* WHAT YOU NEED TO DO
Give back each entry unchanged, minus pictures.

(Data excerpts)
☆ ☆ ☆
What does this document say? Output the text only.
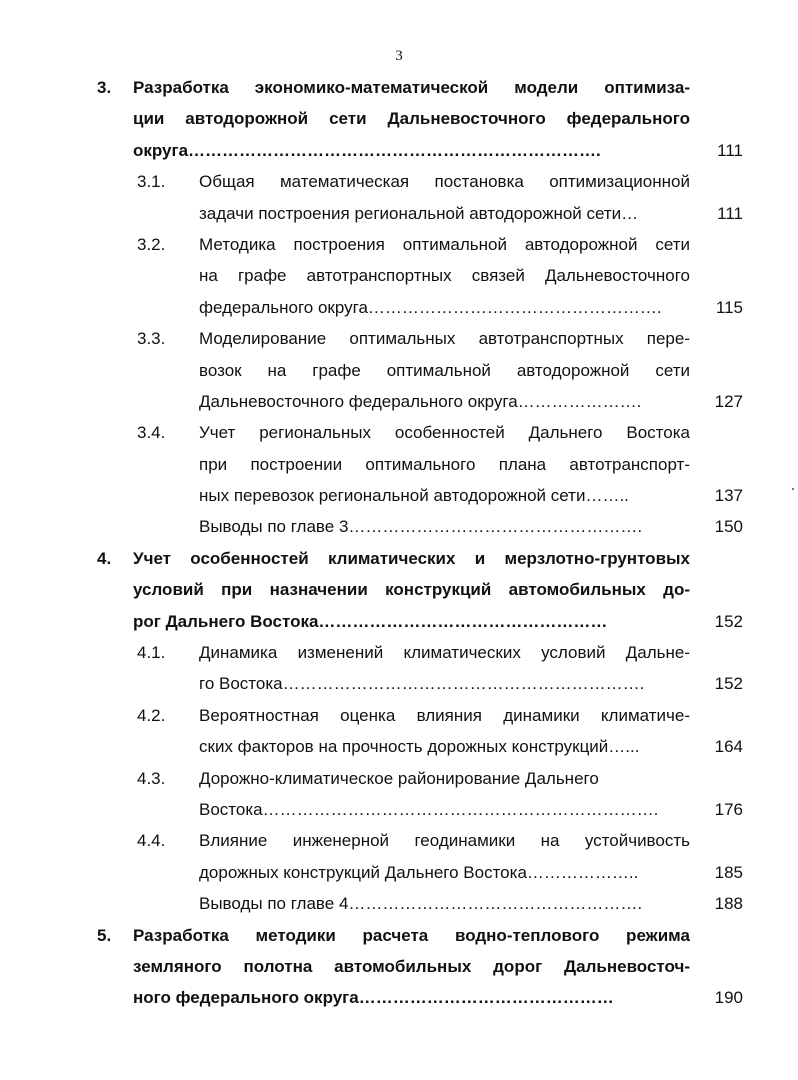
3
3. Разработка экономико-математической модели оптимиза-
ции автодорожной сети Дальневосточного федерального
округа……………………………………………………………….	111
3.1. Общая математическая постановка оптимизационной
задачи построения региональной автодорожной сети…	111
3.2. Методика построения оптимальной автодорожной сети
на графе автотранспортных связей Дальневосточного
федерального округа…………………………………………….	115
3.3. Моделирование оптимальных автотранспортных пере-
возок на графе оптимальной автодорожной сети
Дальневосточного федерального округа………………….	127
3.4. Учет региональных особенностей Дальнего Востока
при построении оптимального плана автотранспорт-
ных перевозок региональной автодорожной сети……..	137
Выводы по главе 3…………………………………………….	150
4. Учет особенностей климатических и мерзлотно-грунтовых
условий при назначении конструкций автомобильных до-
рог Дальнего Востока……………………………………………	152
4.1. Динамика изменений климатических условий Дальне-
го Востока……………………………………………………….	152
4.2. Вероятностная оценка влияния динамики климатиче-
ских факторов на прочность дорожных конструкций…...	164
4.3. Дорожно-климатическое районирование Дальнего
Востока…………………………………………………………….	176
4.4. Влияние инженерной геодинамики на устойчивость
дорожных конструкций Дальнего Востока………………..	185
Выводы по главе 4…………………………………………….	188
5. Разработка методики расчета водно-теплового режима
земляного полотна автомобильных дорог Дальневосточ-
ного федерального округа………………………………………	190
☆ ☆ ☆
* RESPONSE TO THE EXERCISE
What does this document say? Output the text only.
3
3. Разработка экономико-математической модели оптимиза-
ции автодорожной сети Дальневосточного федерального
округа……………………………………………………………….	111
3.1. Общая математическая постановка оптимизационной
задачи построения региональной автодорожной сети…	111
3.2. Методика построения оптимальной автодорожной сети
на графе автотранспортных связей Дальневосточного
федерального округа…………………………………………….	115
3.3. Моделирование оптимальных автотранспортных пере-
возок на графе оптимальной автодорожной сети
Дальневосточного федерального округа………………….	127
3.4. Учет региональных особенностей Дальнего Востока
при построении оптимального плана автотранспорт-
ных перевозок региональной автодорожной сети……..	137
Выводы по главе 3…………………………………………….	150
4. Учет особенностей климатических и мерзлотно-грунтовых
условий при назначении конструкций автомобильных до-
рог Дальнего Востока……………………………………………	152
4.1. Динамика изменений климатических условий Дальне-
го Востока……………………………………………………….	152
4.2. Вероятностная оценка влияния динамики климатиче-
ских факторов на прочность дорожных конструкций…...	164
4.3. Дорожно-климатическое районирование Дальнего
Востока…………………………………………………………….	176
4.4. Влияние инженерной геодинамики на устойчивость
дорожных конструкций Дальнего Востока………………..	185
Выводы по главе 4…………………………………………….	188
5. Разработка методики расчета водно-теплового режима
земляного полотна автомобильных дорог Дальневосточ-
ного федерального округа………………………………………	190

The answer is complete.